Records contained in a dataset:
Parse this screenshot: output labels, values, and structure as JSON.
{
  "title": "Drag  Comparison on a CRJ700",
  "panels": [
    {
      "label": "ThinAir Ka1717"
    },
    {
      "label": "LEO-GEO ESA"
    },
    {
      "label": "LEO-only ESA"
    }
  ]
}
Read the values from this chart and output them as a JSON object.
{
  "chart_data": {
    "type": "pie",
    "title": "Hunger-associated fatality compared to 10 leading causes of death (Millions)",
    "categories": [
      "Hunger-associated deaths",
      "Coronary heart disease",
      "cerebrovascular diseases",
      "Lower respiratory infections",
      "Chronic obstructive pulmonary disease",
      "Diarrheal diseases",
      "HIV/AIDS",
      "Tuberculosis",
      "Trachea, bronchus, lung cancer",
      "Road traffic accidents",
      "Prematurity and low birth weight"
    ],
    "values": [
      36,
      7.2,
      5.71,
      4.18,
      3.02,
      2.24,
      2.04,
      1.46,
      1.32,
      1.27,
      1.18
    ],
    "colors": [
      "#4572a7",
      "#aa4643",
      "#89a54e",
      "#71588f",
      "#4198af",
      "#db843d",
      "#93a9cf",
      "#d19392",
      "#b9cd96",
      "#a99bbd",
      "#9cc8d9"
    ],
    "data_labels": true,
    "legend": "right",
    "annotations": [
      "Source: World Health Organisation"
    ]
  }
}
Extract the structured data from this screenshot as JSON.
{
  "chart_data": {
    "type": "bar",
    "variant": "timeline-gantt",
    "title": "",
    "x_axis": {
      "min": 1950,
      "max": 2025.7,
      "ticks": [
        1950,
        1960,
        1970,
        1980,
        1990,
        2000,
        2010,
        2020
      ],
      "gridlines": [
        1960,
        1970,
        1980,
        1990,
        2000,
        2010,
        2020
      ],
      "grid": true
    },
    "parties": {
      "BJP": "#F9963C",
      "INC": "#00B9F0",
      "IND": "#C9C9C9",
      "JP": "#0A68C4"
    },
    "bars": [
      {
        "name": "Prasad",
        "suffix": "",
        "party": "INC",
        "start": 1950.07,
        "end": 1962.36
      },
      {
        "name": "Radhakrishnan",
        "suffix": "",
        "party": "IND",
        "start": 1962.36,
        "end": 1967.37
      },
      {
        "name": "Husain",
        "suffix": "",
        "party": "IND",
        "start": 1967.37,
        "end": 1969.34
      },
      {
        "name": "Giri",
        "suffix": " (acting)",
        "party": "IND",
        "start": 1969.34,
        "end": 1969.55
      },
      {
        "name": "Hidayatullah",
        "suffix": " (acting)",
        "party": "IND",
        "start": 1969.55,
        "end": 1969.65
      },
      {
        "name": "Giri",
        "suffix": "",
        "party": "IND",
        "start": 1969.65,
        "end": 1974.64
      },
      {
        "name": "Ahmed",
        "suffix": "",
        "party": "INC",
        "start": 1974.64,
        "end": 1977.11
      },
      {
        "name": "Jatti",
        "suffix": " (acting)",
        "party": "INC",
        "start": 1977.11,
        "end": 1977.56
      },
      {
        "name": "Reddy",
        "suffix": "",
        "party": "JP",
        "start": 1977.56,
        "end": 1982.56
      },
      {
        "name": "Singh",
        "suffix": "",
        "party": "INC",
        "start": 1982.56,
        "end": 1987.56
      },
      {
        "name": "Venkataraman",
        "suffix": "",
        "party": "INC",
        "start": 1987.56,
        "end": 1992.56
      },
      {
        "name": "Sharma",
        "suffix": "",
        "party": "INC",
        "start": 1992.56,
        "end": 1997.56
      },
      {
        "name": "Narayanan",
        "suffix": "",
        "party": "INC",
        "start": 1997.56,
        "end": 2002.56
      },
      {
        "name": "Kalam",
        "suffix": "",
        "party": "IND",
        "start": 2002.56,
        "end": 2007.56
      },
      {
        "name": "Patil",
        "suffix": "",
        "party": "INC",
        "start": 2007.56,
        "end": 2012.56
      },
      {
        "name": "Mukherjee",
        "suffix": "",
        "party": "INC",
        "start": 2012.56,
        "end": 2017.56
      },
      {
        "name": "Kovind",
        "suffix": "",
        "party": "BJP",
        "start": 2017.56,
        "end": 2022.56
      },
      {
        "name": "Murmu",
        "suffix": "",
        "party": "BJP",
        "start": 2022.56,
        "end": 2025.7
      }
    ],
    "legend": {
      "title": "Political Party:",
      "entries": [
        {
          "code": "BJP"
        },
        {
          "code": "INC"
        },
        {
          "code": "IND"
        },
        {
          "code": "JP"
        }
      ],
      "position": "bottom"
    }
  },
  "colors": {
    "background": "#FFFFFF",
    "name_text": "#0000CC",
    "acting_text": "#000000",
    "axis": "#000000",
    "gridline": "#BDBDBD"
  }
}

**INSTRUCTION:** Write out all of the records once more, exactly.

**TASK RESPONSE:**
Parse this screenshot: output labels, values, and structure as JSON.
{
  "title": "Drag  Comparison on a CRJ700",
  "panels": [
    {
      "label": "ThinAir Ka1717"
    },
    {
      "label": "LEO-GEO ESA"
    },
    {
      "label": "LEO-only ESA"
    }
  ]
}
Read the values from this chart and output them as a JSON object.
{
  "chart_data": {
    "type": "pie",
    "title": "Hunger-associated fatality compared to 10 leading causes of death (Millions)",
    "categories": [
      "Hunger-associated deaths",
      "Coronary heart disease",
      "cerebrovascular diseases",
      "Lower respiratory infections",
      "Chronic obstructive pulmonary disease",
      "Diarrheal diseases",
      "HIV/AIDS",
      "Tuberculosis",
      "Trachea, bronchus, lung cancer",
      "Road traffic accidents",
      "Prematurity and low birth weight"
    ],
    "values": [
      36,
      7.2,
      5.71,
      4.18,
      3.02,
      2.24,
      2.04,
      1.46,
      1.32,
      1.27,
      1.18
    ],
    "colors": [
      "#4572a7",
      "#aa4643",
      "#89a54e",
      "#71588f",
      "#4198af",
      "#db843d",
      "#93a9cf",
      "#d19392",
      "#b9cd96",
      "#a99bbd",
      "#9cc8d9"
    ],
    "data_labels": true,
    "legend": "right",
    "annotations": [
      "Source: World Health Organisation"
    ]
  }
}
Extract the structured data from this screenshot as JSON.
{
  "chart_data": {
    "type": "bar",
    "variant": "timeline-gantt",
    "title": "",
    "x_axis": {
      "min": 1950,
      "max": 2025.7,
      "ticks": [
        1950,
        1960,
        1970,
        1980,
        1990,
        2000,
        2010,
        2020
      ],
      "gridlines": [
        1960,
        1970,
        1980,
        1990,
        2000,
        2010,
        2020
      ],
      "grid": true
    },
    "parties": {
      "BJP": "#F9963C",
      "INC": "#00B9F0",
      "IND": "#C9C9C9",
      "JP": "#0A68C4"
    },
    "bars": [
      {
        "name": "Prasad",
        "suffix": "",
        "party": "INC",
        "start": 1950.07,
        "end": 1962.36
      },
      {
        "name": "Radhakrishnan",
        "suffix": "",
        "party": "IND",
        "start": 1962.36,
        "end": 1967.37
      },
      {
        "name": "Husain",
        "suffix": "",
        "party": "IND",
        "start": 1967.37,
        "end": 1969.34
      },
      {
        "name": "Giri",
        "suffix": " (acting)",
        "party": "IND",
        "start": 1969.34,
        "end": 1969.55
      },
      {
        "name": "Hidayatullah",
        "suffix": " (acting)",
        "party": "IND",
        "start": 1969.55,
        "end": 1969.65
      },
      {
        "name": "Giri",
        "suffix": "",
        "party": "IND",
        "start": 1969.65,
        "end": 1974.64
      },
      {
        "name": "Ahmed",
        "suffix": "",
        "party": "INC",
        "start": 1974.64,
        "end": 1977.11
      },
      {
        "name": "Jatti",
        "suffix": " (acting)",
        "party": "INC",
        "start": 1977.11,
        "end": 1977.56
      },
      {
        "name": "Reddy",
        "suffix": "",
        "party": "JP",
        "start": 1977.56,
        "end": 1982.56
      },
      {
        "name": "Singh",
        "suffix": "",
        "party": "INC",
        "start": 1982.56,
        "end": 1987.56
      },
      {
        "name": "Venkataraman",
        "suffix": "",
        "party": "INC",
        "start": 1987.56,
        "end": 1992.56
      },
      {
        "name": "Sharma",
        "suffix": "",
        "party": "INC",
        "start": 1992.56,
        "end": 1997.56
      },
      {
        "name": "Narayanan",
        "suffix": "",
        "party": "INC",
        "start": 1997.56,
        "end": 2002.56
      },
      {
        "name": "Kalam",
        "suffix": "",
        "party": "IND",
        "start": 2002.56,
        "end": 2007.56
      },
      {
        "name": "Patil",
        "suffix": "",
        "party": "INC",
        "start": 2007.56,
        "end": 2012.56
      },
      {
        "name": "Mukherjee",
        "suffix": "",
        "party": "INC",
        "start": 2012.56,
        "end": 2017.56
      },
      {
        "name": "Kovind",
        "suffix": "",
        "party": "BJP",
        "start": 2017.56,
        "end": 2022.56
      },
      {
        "name": "Murmu",
        "suffix": "",
        "party": "BJP",
        "start": 2022.56,
        "end": 2025.7
      }
    ],
    "legend": {
      "title": "Political Party:",
      "entries": [
        {
          "code": "BJP"
        },
        {
          "code": "INC"
        },
        {
          "code": "IND"
        },
        {
          "code": "JP"
        }
      ],
      "position": "bottom"
    }
  },
  "colors": {
    "background": "#FFFFFF",
    "name_text": "#0000CC",
    "acting_text": "#000000",
    "axis": "#000000",
    "gridline": "#BDBDBD"
  }
}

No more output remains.